Text section ->
* * * * * * *

The Citizens' Assembly for Norway's Future (2025)
TL;DR. In 2025, seven Norwegian civil-society organisations did something unusual: rather than wait for the government, they themselves commissioned a national citizens’ assembly — the Citizens’ Assembly for Norway’s Future (Framtidspanelet) — on a question the politicians would rather not open: how should Norway use the enormous wealth of its oil fund, for the world, for itself, and for future generations?
At a glance
Section titled “At a glance”| When | January–May 2025 |
| Where | Norway (national) |
| Who | 66 members, selected by sortition on sex, age, region, education, and 2021 vote |
| Format | Two in-person weekends + six online evening sessions; organised by So Central with We Do Democracy |
| Commissioned by | Seven civil-society organisations — Save the Children Norway, Norwegian Church Aid, the Norwegian Children and Youth Council, Caritas Norway, WWF, the long-term think tank Langsikt, and Future in Our Hands |
| Remit | ”Norway is one of the world’s richest countries. How can we use our wealth for the good of the world, ourselves, and future generations?” — with sub-questions on values, global priorities, and the Government Pension Fund (the “oil fund”) |
What happened
Section titled “What happened”So Central, a Norwegian social-innovation non-profit, had wanted to bring citizens’ assemblies to the national level. When Russia’s invasion of Ukraine sent extra oil-and-gas profits Norway’s way, a debate stirred about whether that windfall was even “ours” — and the idea crystallised: hold that conversation across the whole country, not just in one room. Because the ~$1.8 trillion oil fund “works so well,” it’s a topic politicians avoid — which is exactly the space a civil-society-commissioned, “claimed” assembly can open. When 40,000 invitation texts went out, more than 2,000 people replied by the next morning, far above the expected response.

* * * * * * *

Data ->
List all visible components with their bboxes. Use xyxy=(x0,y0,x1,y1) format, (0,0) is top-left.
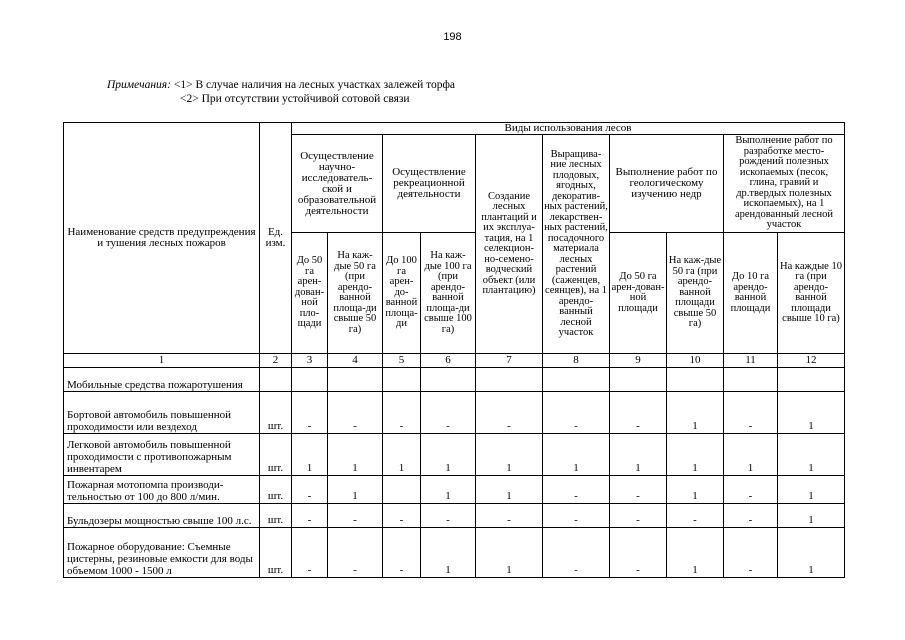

* * * * * * *

What to do ->
a) Reproduce word for word everything in the text on Norway's citizens' assembly from "The Citizens' Assembly" down to "for future generations?".
b) Render into French this sentence from the text on Norway's citizens' assembly: "When 40,000 invitation texts went out, more than 2,000 people replied by the next morning, far above the expected response."

Solutions per task ->
a)
The Citizens' Assembly for Norway's Future (2025)
TL;DR. In 2025, seven Norwegian civil-society organisations did something unusual: rather than wait for the government, they themselves commissioned a national citizens’ assembly — the Citizens’ Assembly for Norway’s Future (Framtidspanelet) — on a question the politicians would rather not open: how should Norway use the enormous wealth of its oil fund, for the world, for itself, and for future generations?

b) Lorsque 40 000 messages d'invitation ont été envoyés, plus de 2 000 personnes ont répondu dès le lendemain matin, bien au-delà du nombre de réponses attendu.